* _STATED PROBLEM_:
Go through the material and pull out every line with the string "title" in it.

* _RECORDED DATA_:

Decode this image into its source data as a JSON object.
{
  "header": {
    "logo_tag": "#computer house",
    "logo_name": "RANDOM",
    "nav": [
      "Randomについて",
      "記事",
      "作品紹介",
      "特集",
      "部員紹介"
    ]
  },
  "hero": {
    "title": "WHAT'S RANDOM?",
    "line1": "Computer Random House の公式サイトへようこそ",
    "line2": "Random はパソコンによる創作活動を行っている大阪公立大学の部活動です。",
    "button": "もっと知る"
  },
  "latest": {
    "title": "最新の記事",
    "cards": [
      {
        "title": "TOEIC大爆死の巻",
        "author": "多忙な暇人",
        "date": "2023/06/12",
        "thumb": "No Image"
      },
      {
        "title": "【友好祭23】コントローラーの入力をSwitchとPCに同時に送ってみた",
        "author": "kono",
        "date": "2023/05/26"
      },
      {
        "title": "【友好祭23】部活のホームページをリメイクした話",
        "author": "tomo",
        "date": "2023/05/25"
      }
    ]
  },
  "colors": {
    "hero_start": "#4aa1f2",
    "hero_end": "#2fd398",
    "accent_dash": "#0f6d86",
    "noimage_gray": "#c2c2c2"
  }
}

* _ANSWER IN FULL_:
    "title": "WHAT'S RANDOM?",
    "title": "最新の記事",
        "title": "TOEIC大爆死の巻",
        "title": "【友好祭23】コントローラーの入力をSwitchとPCに同時に送ってみた",
        "title": "【友好祭23】部活のホームページをリメイクした話",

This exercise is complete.